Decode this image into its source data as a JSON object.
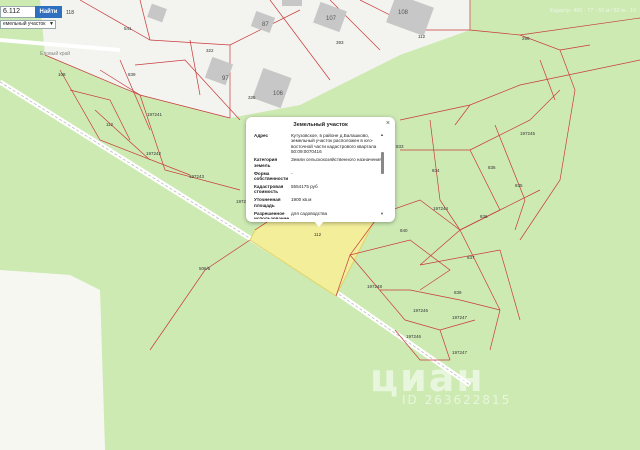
{
  "search": {
    "value": "6.112",
    "button_label": "Найти",
    "result_count": "118"
  },
  "type_select": {
    "value": "емельный участок"
  },
  "top_right_text": "Кадастр. 400 · 77 · 50 м ⁄ 82 м · 10",
  "map": {
    "road_label": "Еловый край",
    "houses": [
      "87",
      "107",
      "108",
      "97",
      "106"
    ],
    "parcels": [
      "541",
      "322",
      "393",
      "112",
      "296",
      "108",
      "839",
      "112",
      "197241",
      "197242",
      "197240",
      "197243",
      "325",
      "835",
      "197245",
      "836",
      "197244",
      "836",
      "197246",
      "197247",
      "197248",
      "837",
      "833",
      "834",
      "840",
      "839",
      "197246",
      "197247",
      "506/5",
      "112"
    ]
  },
  "popup": {
    "title": "Земельный участок",
    "rows": [
      {
        "key": "Адрес",
        "value": "Кутузовское, в районе д.Балашково, земельный участок расположен в юго-восточной части кадастрового квартала 50:09:0070416"
      },
      {
        "key": "Категория земель",
        "value": "Земли сельскохозяйственного назначения"
      },
      {
        "key": "Форма собственности",
        "value": "-"
      },
      {
        "key": "Кадастровая стоимость",
        "value": "5554175 руб"
      },
      {
        "key": "Уточненная площадь",
        "value": "1900 кв.м"
      },
      {
        "key": "Разрешенное использование",
        "value": "для садоводства"
      }
    ]
  },
  "watermark": {
    "text": "циан",
    "id": "ID 263622815"
  },
  "colors": {
    "grass": "#cdeab3",
    "forest": "#c4e3a6",
    "parcel_border": "#c83c3c",
    "highlight": "#f2ee9a",
    "road": "#ffffff",
    "button": "#2f6fbf"
  }
}
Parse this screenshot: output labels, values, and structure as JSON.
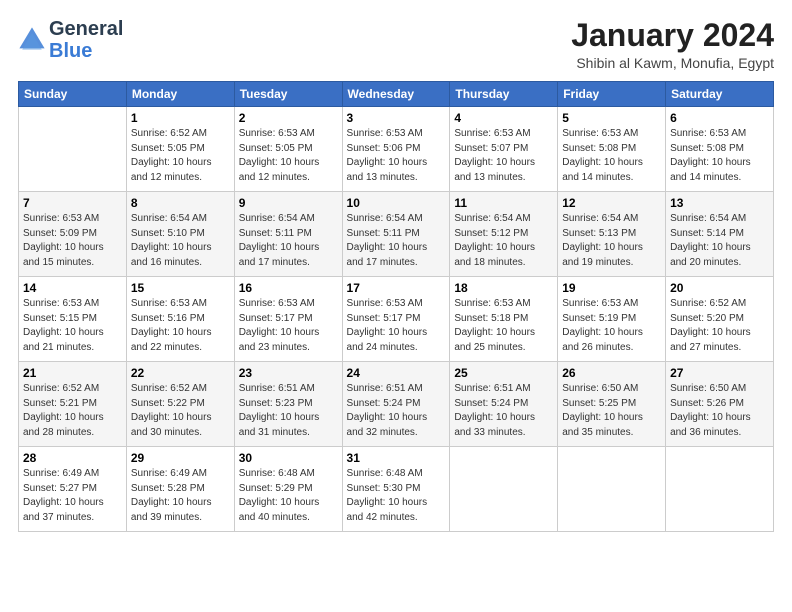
{
  "header": {
    "logo_line1": "General",
    "logo_line2": "Blue",
    "month_title": "January 2024",
    "location": "Shibin al Kawm, Monufia, Egypt"
  },
  "weekdays": [
    "Sunday",
    "Monday",
    "Tuesday",
    "Wednesday",
    "Thursday",
    "Friday",
    "Saturday"
  ],
  "weeks": [
    [
      {
        "day": "",
        "info": ""
      },
      {
        "day": "1",
        "info": "Sunrise: 6:52 AM\nSunset: 5:05 PM\nDaylight: 10 hours\nand 12 minutes."
      },
      {
        "day": "2",
        "info": "Sunrise: 6:53 AM\nSunset: 5:05 PM\nDaylight: 10 hours\nand 12 minutes."
      },
      {
        "day": "3",
        "info": "Sunrise: 6:53 AM\nSunset: 5:06 PM\nDaylight: 10 hours\nand 13 minutes."
      },
      {
        "day": "4",
        "info": "Sunrise: 6:53 AM\nSunset: 5:07 PM\nDaylight: 10 hours\nand 13 minutes."
      },
      {
        "day": "5",
        "info": "Sunrise: 6:53 AM\nSunset: 5:08 PM\nDaylight: 10 hours\nand 14 minutes."
      },
      {
        "day": "6",
        "info": "Sunrise: 6:53 AM\nSunset: 5:08 PM\nDaylight: 10 hours\nand 14 minutes."
      }
    ],
    [
      {
        "day": "7",
        "info": "Sunrise: 6:53 AM\nSunset: 5:09 PM\nDaylight: 10 hours\nand 15 minutes."
      },
      {
        "day": "8",
        "info": "Sunrise: 6:54 AM\nSunset: 5:10 PM\nDaylight: 10 hours\nand 16 minutes."
      },
      {
        "day": "9",
        "info": "Sunrise: 6:54 AM\nSunset: 5:11 PM\nDaylight: 10 hours\nand 17 minutes."
      },
      {
        "day": "10",
        "info": "Sunrise: 6:54 AM\nSunset: 5:11 PM\nDaylight: 10 hours\nand 17 minutes."
      },
      {
        "day": "11",
        "info": "Sunrise: 6:54 AM\nSunset: 5:12 PM\nDaylight: 10 hours\nand 18 minutes."
      },
      {
        "day": "12",
        "info": "Sunrise: 6:54 AM\nSunset: 5:13 PM\nDaylight: 10 hours\nand 19 minutes."
      },
      {
        "day": "13",
        "info": "Sunrise: 6:54 AM\nSunset: 5:14 PM\nDaylight: 10 hours\nand 20 minutes."
      }
    ],
    [
      {
        "day": "14",
        "info": "Sunrise: 6:53 AM\nSunset: 5:15 PM\nDaylight: 10 hours\nand 21 minutes."
      },
      {
        "day": "15",
        "info": "Sunrise: 6:53 AM\nSunset: 5:16 PM\nDaylight: 10 hours\nand 22 minutes."
      },
      {
        "day": "16",
        "info": "Sunrise: 6:53 AM\nSunset: 5:17 PM\nDaylight: 10 hours\nand 23 minutes."
      },
      {
        "day": "17",
        "info": "Sunrise: 6:53 AM\nSunset: 5:17 PM\nDaylight: 10 hours\nand 24 minutes."
      },
      {
        "day": "18",
        "info": "Sunrise: 6:53 AM\nSunset: 5:18 PM\nDaylight: 10 hours\nand 25 minutes."
      },
      {
        "day": "19",
        "info": "Sunrise: 6:53 AM\nSunset: 5:19 PM\nDaylight: 10 hours\nand 26 minutes."
      },
      {
        "day": "20",
        "info": "Sunrise: 6:52 AM\nSunset: 5:20 PM\nDaylight: 10 hours\nand 27 minutes."
      }
    ],
    [
      {
        "day": "21",
        "info": "Sunrise: 6:52 AM\nSunset: 5:21 PM\nDaylight: 10 hours\nand 28 minutes."
      },
      {
        "day": "22",
        "info": "Sunrise: 6:52 AM\nSunset: 5:22 PM\nDaylight: 10 hours\nand 30 minutes."
      },
      {
        "day": "23",
        "info": "Sunrise: 6:51 AM\nSunset: 5:23 PM\nDaylight: 10 hours\nand 31 minutes."
      },
      {
        "day": "24",
        "info": "Sunrise: 6:51 AM\nSunset: 5:24 PM\nDaylight: 10 hours\nand 32 minutes."
      },
      {
        "day": "25",
        "info": "Sunrise: 6:51 AM\nSunset: 5:24 PM\nDaylight: 10 hours\nand 33 minutes."
      },
      {
        "day": "26",
        "info": "Sunrise: 6:50 AM\nSunset: 5:25 PM\nDaylight: 10 hours\nand 35 minutes."
      },
      {
        "day": "27",
        "info": "Sunrise: 6:50 AM\nSunset: 5:26 PM\nDaylight: 10 hours\nand 36 minutes."
      }
    ],
    [
      {
        "day": "28",
        "info": "Sunrise: 6:49 AM\nSunset: 5:27 PM\nDaylight: 10 hours\nand 37 minutes."
      },
      {
        "day": "29",
        "info": "Sunrise: 6:49 AM\nSunset: 5:28 PM\nDaylight: 10 hours\nand 39 minutes."
      },
      {
        "day": "30",
        "info": "Sunrise: 6:48 AM\nSunset: 5:29 PM\nDaylight: 10 hours\nand 40 minutes."
      },
      {
        "day": "31",
        "info": "Sunrise: 6:48 AM\nSunset: 5:30 PM\nDaylight: 10 hours\nand 42 minutes."
      },
      {
        "day": "",
        "info": ""
      },
      {
        "day": "",
        "info": ""
      },
      {
        "day": "",
        "info": ""
      }
    ]
  ]
}
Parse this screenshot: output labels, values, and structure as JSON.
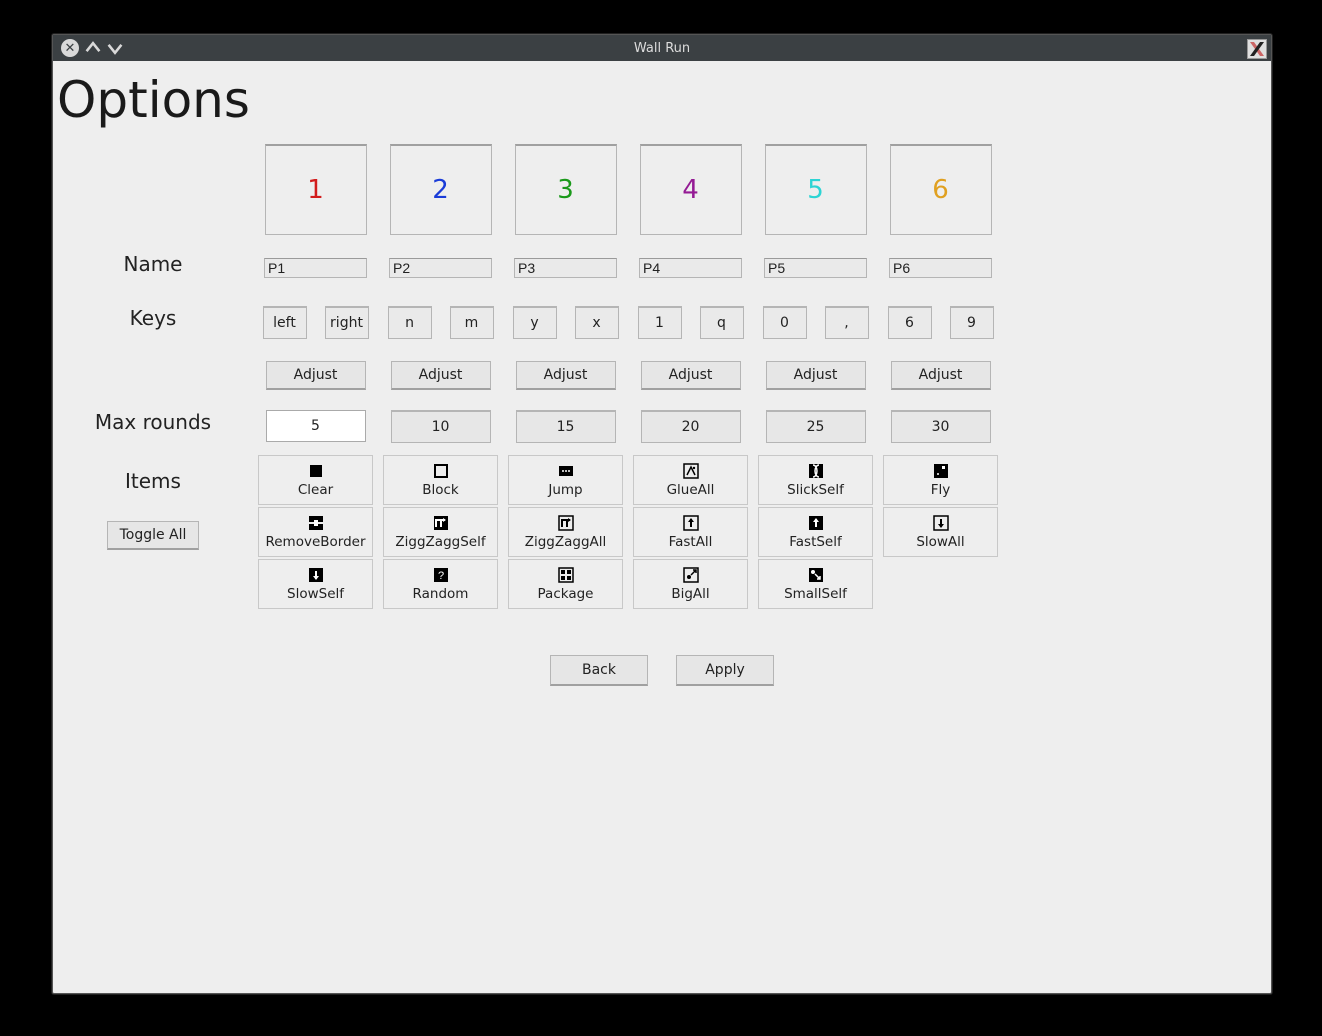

* **EXERCISE AIM**:
Strip out the images, then output the records above word for word.

* **WORKED ANSWER**:
Decode this image into its source data as a JSON object.
{
  "search": {
    "value": "6.112",
    "button_label": "Найти",
    "result_count": "118"
  },
  "type_select": {
    "value": "емельный участок"
  },
  "top_right_text": "Кадастр. 400 · 77 · 50 м ⁄ 82 м · 10",
  "map": {
    "road_label": "Еловый край",
    "houses": [
      "87",
      "107",
      "108",
      "97",
      "106"
    ],
    "parcels": [
      "541",
      "322",
      "393",
      "112",
      "296",
      "108",
      "839",
      "112",
      "197241",
      "197242",
      "197240",
      "197243",
      "325",
      "835",
      "197245",
      "836",
      "197244",
      "836",
      "197246",
      "197247",
      "197248",
      "837",
      "833",
      "834",
      "840",
      "839",
      "197246",
      "197247",
      "506/5",
      "112"
    ]
  },
  "popup": {
    "title": "Земельный участок",
    "rows": [
      {
        "key": "Адрес",
        "value": "Кутузовское, в районе д.Балашково, земельный участок расположен в юго-восточной части кадастрового квартала 50:09:0070416"
      },
      {
        "key": "Категория земель",
        "value": "Земли сельскохозяйственного назначения"
      },
      {
        "key": "Форма собственности",
        "value": "-"
      },
      {
        "key": "Кадастровая стоимость",
        "value": "5554175 руб"
      },
      {
        "key": "Уточненная площадь",
        "value": "1900 кв.м"
      },
      {
        "key": "Разрешенное использование",
        "value": "для садоводства"
      }
    ]
  },
  "watermark": {
    "text": "циан",
    "id": "ID 263622815"
  },
  "colors": {
    "grass": "#cdeab3",
    "forest": "#c4e3a6",
    "parcel_border": "#c83c3c",
    "highlight": "#f2ee9a",
    "road": "#ffffff",
    "button": "#2f6fbf"
  }
}
Parse this screenshot: output labels, values, and structure as JSON.
{
  "header": {
    "logo_line1": "General",
    "logo_line2": "Blue",
    "month_title": "January 2024",
    "location": "Shibin al Kawm, Monufia, Egypt"
  },
  "weekdays": [
    "Sunday",
    "Monday",
    "Tuesday",
    "Wednesday",
    "Thursday",
    "Friday",
    "Saturday"
  ],
  "weeks": [
    [
      {
        "day": "",
        "info": ""
      },
      {
        "day": "1",
        "info": "Sunrise: 6:52 AM\nSunset: 5:05 PM\nDaylight: 10 hours\nand 12 minutes."
      },
      {
        "day": "2",
        "info": "Sunrise: 6:53 AM\nSunset: 5:05 PM\nDaylight: 10 hours\nand 12 minutes."
      },
      {
        "day": "3",
        "info": "Sunrise: 6:53 AM\nSunset: 5:06 PM\nDaylight: 10 hours\nand 13 minutes."
      },
      {
        "day": "4",
        "info": "Sunrise: 6:53 AM\nSunset: 5:07 PM\nDaylight: 10 hours\nand 13 minutes."
      },
      {
        "day": "5",
        "info": "Sunrise: 6:53 AM\nSunset: 5:08 PM\nDaylight: 10 hours\nand 14 minutes."
      },
      {
        "day": "6",
        "info": "Sunrise: 6:53 AM\nSunset: 5:08 PM\nDaylight: 10 hours\nand 14 minutes."
      }
    ],
    [
      {
        "day": "7",
        "info": "Sunrise: 6:53 AM\nSunset: 5:09 PM\nDaylight: 10 hours\nand 15 minutes."
      },
      {
        "day": "8",
        "info": "Sunrise: 6:54 AM\nSunset: 5:10 PM\nDaylight: 10 hours\nand 16 minutes."
      },
      {
        "day": "9",
        "info": "Sunrise: 6:54 AM\nSunset: 5:11 PM\nDaylight: 10 hours\nand 17 minutes."
      },
      {
        "day": "10",
        "info": "Sunrise: 6:54 AM\nSunset: 5:11 PM\nDaylight: 10 hours\nand 17 minutes."
      },
      {
        "day": "11",
        "info": "Sunrise: 6:54 AM\nSunset: 5:12 PM\nDaylight: 10 hours\nand 18 minutes."
      },
      {
        "day": "12",
        "info": "Sunrise: 6:54 AM\nSunset: 5:13 PM\nDaylight: 10 hours\nand 19 minutes."
      },
      {
        "day": "13",
        "info": "Sunrise: 6:54 AM\nSunset: 5:14 PM\nDaylight: 10 hours\nand 20 minutes."
      }
    ],
    [
      {
        "day": "14",
        "info": "Sunrise: 6:53 AM\nSunset: 5:15 PM\nDaylight: 10 hours\nand 21 minutes."
      },
      {
        "day": "15",
        "info": "Sunrise: 6:53 AM\nSunset: 5:16 PM\nDaylight: 10 hours\nand 22 minutes."
      },
      {
        "day": "16",
        "info": "Sunrise: 6:53 AM\nSunset: 5:17 PM\nDaylight: 10 hours\nand 23 minutes."
      },
      {
        "day": "17",
        "info": "Sunrise: 6:53 AM\nSunset: 5:17 PM\nDaylight: 10 hours\nand 24 minutes."
      },
      {
        "day": "18",
        "info": "Sunrise: 6:53 AM\nSunset: 5:18 PM\nDaylight: 10 hours\nand 25 minutes."
      },
      {
        "day": "19",
        "info": "Sunrise: 6:53 AM\nSunset: 5:19 PM\nDaylight: 10 hours\nand 26 minutes."
      },
      {
        "day": "20",
        "info": "Sunrise: 6:52 AM\nSunset: 5:20 PM\nDaylight: 10 hours\nand 27 minutes."
      }
    ],
    [
      {
        "day": "21",
        "info": "Sunrise: 6:52 AM\nSunset: 5:21 PM\nDaylight: 10 hours\nand 28 minutes."
      },
      {
        "day": "22",
        "info": "Sunrise: 6:52 AM\nSunset: 5:22 PM\nDaylight: 10 hours\nand 30 minutes."
      },
      {
        "day": "23",
        "info": "Sunrise: 6:51 AM\nSunset: 5:23 PM\nDaylight: 10 hours\nand 31 minutes."
      },
      {
        "day": "24",
        "info": "Sunrise: 6:51 AM\nSunset: 5:24 PM\nDaylight: 10 hours\nand 32 minutes."
      },
      {
        "day": "25",
        "info": "Sunrise: 6:51 AM\nSunset: 5:24 PM\nDaylight: 10 hours\nand 33 minutes."
      },
      {
        "day": "26",
        "info": "Sunrise: 6:50 AM\nSunset: 5:25 PM\nDaylight: 10 hours\nand 35 minutes."
      },
      {
        "day": "27",
        "info": "Sunrise: 6:50 AM\nSunset: 5:26 PM\nDaylight: 10 hours\nand 36 minutes."
      }
    ],
    [
      {
        "day": "28",
        "info": "Sunrise: 6:49 AM\nSunset: 5:27 PM\nDaylight: 10 hours\nand 37 minutes."
      },
      {
        "day": "29",
        "info": "Sunrise: 6:49 AM\nSunset: 5:28 PM\nDaylight: 10 hours\nand 39 minutes."
      },
      {
        "day": "30",
        "info": "Sunrise: 6:48 AM\nSunset: 5:29 PM\nDaylight: 10 hours\nand 40 minutes."
      },
      {
        "day": "31",
        "info": "Sunrise: 6:48 AM\nSunset: 5:30 PM\nDaylight: 10 hours\nand 42 minutes."
      },
      {
        "day": "",
        "info": ""
      },
      {
        "day": "",
        "info": ""
      },
      {
        "day": "",
        "info": ""
      }
    ]
  ]
}
Parse this screenshot: output labels, values, and structure as JSON.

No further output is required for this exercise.